→ **Passage shown**:
Use Apache Spark in - Azure Databricks Lab 2


Use Apache Spark in Azure Databricks


One of the benefits of Spark is support for a wide range of programming languages, including Java, Scala, Python, and SQL; making Spark a very flexible solution for data processing workloads including data cleansing and manipulation, statistical analysis and machine learning, and data analytics and visualization. Azure Databricks is built on Apache Spark and offers a highly scalable solution for data engineering and analysis tasks that involve working with data in files.


Step 1. Setup Azure Databricks Workspace and open notebook

Steps are available: https://saurabhsinhainblogs.blogspot.com/2024/01/azure-databricks-lab-how-to-start-with.html

  • Connect to Azure Portal
  • Setup Azure Datbricks
  • Setup Cluster for Azure Databricks
  • Open Notebook


Step 2. Prepare data to consume

Shell commands can also use to download data files from GitHub into the Databricks file system (DBFS)

Code:

%sh
 rm -r /dbfs/spark_lab
 mkdir /dbfs/spark_lab
 wget -O /dbfs/spark_lab/2019.csv https://raw.githubusercontent.com/MicrosoftLearning/mslearn-databricks/main/data/2019.csv
 wget -O /dbfs/spark_lab/2020.csv https://raw.githubusercontent.com/MicrosoftLearning/mslearn-databricks/main/data/2020.csv
 wget -O /dbfs/spark_lab/2021.csv https://raw.githubusercontent.com/MicrosoftLearning/mslearn-databricks/main/data/2021.csv




Step 3. Load the data frame and view the data


Data is loaded and visible here but
  • Data doesn't include the column headers
  • Information about the data types is missing

Code:
df = spark.read.load('spark_lab/*.csv', format='csv')
display(df.limit(100))

Load the data frame and view the data in Azure Databricks













Step 3. Define a schema for the data frame

Observe that this time, our below problems are solved

  • The data frame includes column headers
  • Information about the data types is also available


Code:

from pyspark.sql.types import *
from pyspark.sql.functions import *
orderSchema = StructType([
     StructField("SalesOrderNumber", StringType()), StructField("SalesOrderLineNumber", IntegerType()), StructField("OrderDate", DateType()),
     StructField("CustomerName", StringType()),  StructField("Email", StringType()),  StructField("Item", StringType()),
     StructField("Quantity", IntegerType()),  StructField("UnitPrice", FloatType()), StructField("Tax", FloatType())  ])
df = spark.read.load('/spark_lab/*.csv', format='csv', schema=orderSchema)
display(df.limit(100))

df.printSchema()


Pyspark define schema













print datatyping spark databricks














Step 4. Filter a data frame

  • Filter the columns of the sales orders data frame to include only the customer name and email address.
    • When you perform an operation on a data frame, the result is a new data frame (in this case, a new customer data frame is created by selecting a specific subset of columns from the df data frame)
    • The dataframe['Field1', 'Field2', ...] syntax is a shorthand way of defining a subset of column. You can also use select method, so the first line of the code above could be written as customers = df.select("CustomerName", "Email")

→ **Data entries**:

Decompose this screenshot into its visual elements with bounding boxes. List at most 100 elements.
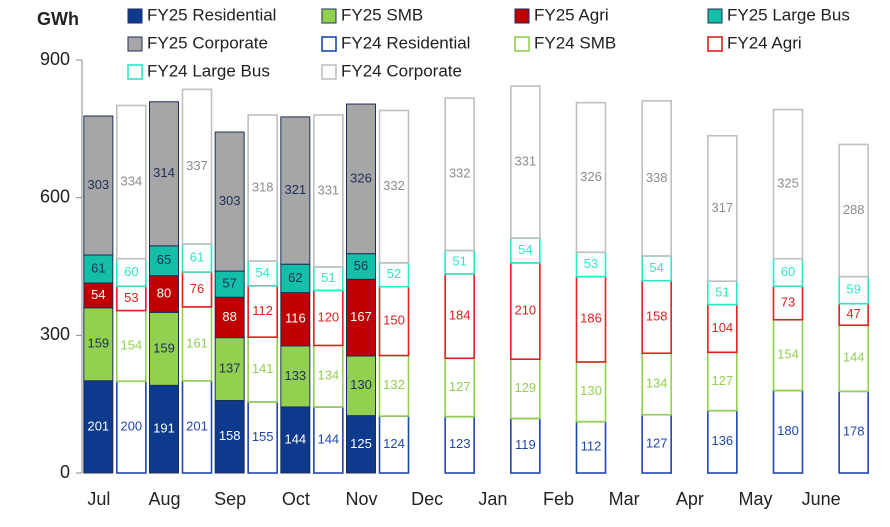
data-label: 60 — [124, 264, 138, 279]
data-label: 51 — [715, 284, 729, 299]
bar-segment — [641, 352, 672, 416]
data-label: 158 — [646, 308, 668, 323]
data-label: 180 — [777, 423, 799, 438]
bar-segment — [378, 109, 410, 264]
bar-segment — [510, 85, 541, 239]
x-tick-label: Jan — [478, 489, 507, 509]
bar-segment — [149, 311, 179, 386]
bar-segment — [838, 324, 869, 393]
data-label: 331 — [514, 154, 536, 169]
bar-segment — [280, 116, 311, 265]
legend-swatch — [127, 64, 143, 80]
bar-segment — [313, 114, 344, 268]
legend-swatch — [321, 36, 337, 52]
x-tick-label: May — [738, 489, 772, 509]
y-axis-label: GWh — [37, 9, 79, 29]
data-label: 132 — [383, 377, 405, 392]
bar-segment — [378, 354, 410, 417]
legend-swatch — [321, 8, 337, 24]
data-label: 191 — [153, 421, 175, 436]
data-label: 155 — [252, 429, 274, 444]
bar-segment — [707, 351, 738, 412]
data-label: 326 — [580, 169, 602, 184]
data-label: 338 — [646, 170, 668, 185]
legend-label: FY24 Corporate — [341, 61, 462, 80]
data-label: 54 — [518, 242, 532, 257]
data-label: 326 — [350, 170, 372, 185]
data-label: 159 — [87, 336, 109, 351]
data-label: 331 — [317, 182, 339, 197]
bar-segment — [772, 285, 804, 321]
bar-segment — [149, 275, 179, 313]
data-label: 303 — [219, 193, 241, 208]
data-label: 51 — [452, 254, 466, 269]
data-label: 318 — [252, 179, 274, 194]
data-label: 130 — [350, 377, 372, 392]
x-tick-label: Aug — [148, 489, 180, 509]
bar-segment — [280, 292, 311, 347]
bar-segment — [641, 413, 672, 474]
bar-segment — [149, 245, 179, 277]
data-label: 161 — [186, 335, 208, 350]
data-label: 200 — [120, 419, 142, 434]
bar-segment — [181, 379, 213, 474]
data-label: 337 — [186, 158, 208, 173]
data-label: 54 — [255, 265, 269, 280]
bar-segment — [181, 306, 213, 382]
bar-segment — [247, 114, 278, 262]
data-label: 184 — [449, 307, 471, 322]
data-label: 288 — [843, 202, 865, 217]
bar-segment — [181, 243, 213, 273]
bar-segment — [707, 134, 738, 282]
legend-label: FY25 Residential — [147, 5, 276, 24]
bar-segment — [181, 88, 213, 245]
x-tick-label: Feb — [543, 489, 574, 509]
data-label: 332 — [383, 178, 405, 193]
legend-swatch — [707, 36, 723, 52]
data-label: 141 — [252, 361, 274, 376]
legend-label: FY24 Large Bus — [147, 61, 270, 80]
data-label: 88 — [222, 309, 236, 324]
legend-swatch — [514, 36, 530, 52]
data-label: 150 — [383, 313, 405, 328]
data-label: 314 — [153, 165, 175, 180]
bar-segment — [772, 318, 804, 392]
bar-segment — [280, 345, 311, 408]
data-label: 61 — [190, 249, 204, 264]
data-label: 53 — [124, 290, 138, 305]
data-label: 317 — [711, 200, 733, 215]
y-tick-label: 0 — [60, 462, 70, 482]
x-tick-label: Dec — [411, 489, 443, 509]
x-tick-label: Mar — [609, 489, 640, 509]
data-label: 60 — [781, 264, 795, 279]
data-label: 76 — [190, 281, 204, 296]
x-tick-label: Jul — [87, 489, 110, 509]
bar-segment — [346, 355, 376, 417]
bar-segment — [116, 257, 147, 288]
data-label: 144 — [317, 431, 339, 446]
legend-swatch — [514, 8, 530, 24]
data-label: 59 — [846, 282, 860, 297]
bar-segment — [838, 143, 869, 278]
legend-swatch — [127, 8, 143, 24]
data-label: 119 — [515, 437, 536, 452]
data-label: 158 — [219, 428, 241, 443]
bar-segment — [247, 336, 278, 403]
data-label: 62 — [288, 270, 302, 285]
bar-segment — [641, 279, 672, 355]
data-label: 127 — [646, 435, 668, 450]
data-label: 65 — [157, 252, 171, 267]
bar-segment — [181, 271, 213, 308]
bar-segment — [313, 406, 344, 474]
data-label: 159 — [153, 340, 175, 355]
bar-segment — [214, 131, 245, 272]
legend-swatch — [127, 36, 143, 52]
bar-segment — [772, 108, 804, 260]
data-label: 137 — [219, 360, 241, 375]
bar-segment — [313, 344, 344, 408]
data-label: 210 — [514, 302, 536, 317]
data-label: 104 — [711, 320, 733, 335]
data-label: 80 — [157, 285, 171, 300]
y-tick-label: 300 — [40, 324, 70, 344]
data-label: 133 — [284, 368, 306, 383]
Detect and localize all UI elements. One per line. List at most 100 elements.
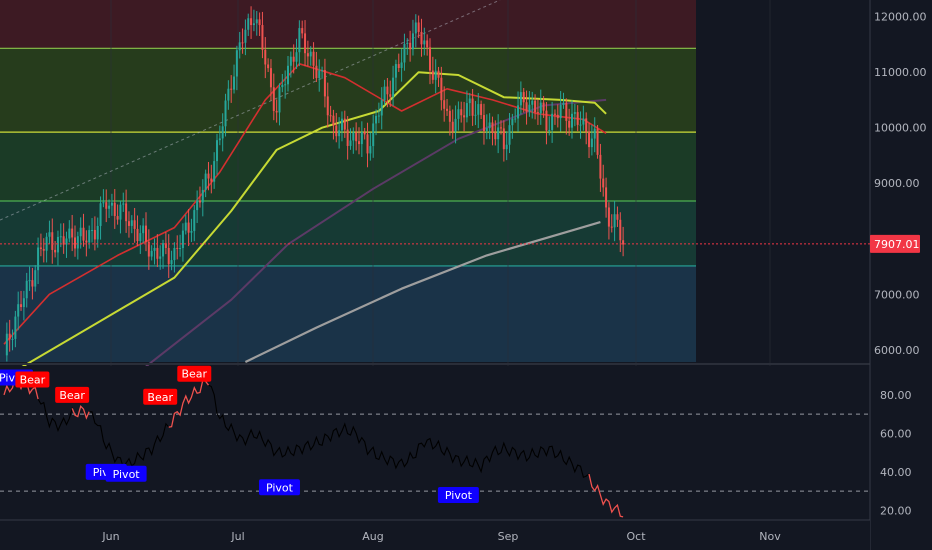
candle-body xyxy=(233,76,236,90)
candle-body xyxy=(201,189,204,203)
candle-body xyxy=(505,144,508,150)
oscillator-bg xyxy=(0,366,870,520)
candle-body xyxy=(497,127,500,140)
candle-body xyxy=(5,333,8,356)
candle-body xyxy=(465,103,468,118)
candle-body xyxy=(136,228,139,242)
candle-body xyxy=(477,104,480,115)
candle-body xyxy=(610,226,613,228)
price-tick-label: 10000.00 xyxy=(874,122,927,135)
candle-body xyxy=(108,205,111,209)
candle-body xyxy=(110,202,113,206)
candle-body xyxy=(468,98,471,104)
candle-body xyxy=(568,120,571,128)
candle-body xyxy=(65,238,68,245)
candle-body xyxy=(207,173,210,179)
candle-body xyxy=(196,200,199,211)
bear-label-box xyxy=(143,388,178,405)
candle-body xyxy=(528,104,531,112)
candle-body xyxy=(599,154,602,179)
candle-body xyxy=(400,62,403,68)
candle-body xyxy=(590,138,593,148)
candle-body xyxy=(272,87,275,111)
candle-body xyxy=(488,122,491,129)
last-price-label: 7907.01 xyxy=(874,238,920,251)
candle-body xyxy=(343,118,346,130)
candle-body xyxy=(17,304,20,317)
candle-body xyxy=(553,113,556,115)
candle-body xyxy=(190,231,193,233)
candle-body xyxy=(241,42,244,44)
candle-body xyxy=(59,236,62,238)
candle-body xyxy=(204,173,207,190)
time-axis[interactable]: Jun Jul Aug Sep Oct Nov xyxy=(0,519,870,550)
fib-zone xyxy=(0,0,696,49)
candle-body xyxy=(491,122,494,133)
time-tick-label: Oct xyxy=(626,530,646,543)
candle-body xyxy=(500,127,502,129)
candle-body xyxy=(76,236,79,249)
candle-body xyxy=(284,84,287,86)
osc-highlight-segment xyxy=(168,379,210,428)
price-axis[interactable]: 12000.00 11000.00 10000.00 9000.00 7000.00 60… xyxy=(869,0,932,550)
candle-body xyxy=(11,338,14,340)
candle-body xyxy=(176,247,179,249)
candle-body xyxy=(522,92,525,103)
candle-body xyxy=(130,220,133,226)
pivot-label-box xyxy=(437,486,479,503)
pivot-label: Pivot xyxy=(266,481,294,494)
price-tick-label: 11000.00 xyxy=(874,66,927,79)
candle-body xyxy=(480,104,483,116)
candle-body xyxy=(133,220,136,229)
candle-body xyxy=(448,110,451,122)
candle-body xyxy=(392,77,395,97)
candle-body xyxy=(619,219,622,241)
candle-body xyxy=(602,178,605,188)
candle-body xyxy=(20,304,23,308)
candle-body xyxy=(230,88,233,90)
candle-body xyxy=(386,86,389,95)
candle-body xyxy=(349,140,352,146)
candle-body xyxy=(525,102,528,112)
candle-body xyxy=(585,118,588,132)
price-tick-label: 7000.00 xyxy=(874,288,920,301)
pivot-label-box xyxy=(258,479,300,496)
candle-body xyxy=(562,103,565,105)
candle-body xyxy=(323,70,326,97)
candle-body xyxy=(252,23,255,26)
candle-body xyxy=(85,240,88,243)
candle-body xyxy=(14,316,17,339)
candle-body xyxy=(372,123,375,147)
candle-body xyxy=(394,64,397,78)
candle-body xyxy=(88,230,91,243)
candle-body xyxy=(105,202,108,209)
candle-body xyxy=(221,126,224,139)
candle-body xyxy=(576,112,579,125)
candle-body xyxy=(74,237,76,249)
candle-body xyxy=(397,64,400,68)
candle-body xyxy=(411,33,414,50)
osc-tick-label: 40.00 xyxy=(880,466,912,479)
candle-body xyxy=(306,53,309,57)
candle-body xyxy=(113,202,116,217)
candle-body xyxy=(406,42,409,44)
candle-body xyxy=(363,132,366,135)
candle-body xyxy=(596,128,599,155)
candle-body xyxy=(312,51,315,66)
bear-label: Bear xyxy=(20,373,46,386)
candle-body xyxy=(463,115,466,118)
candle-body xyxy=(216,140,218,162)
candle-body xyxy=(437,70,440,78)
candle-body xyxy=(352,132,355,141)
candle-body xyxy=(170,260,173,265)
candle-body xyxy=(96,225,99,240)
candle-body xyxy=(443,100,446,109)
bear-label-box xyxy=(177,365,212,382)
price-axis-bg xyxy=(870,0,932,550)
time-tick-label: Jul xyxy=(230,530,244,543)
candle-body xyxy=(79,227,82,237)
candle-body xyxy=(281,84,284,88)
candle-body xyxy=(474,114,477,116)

→ **Given request 1**: Write out the part of the Spark lab page that begins at the words "Step 4. Filter a" and stops after "df data frame)".
→ **Given request 2**: On the Spark lab page, why is a schema defined in the step titled "Define a schema for the data frame"? Answer in one to three sentences.
The material has nothing to do with the Spark lab page.

→ **Reply 1**:
Step 4. Filter a data frame

  • Filter the columns of the sales orders data frame to include only the customer name and email address.
    • When you perform an operation on a data frame, the result is a new data frame (in this case, a new customer data frame is created by selecting a specific subset of columns from the df data frame)

→ **Reply 2**: When the CSV files were first loaded, the data had no column headers, and information about the data types was missing. Defining the schema and passing it when the files are loaded gives the data frame column headers and makes the data type information available.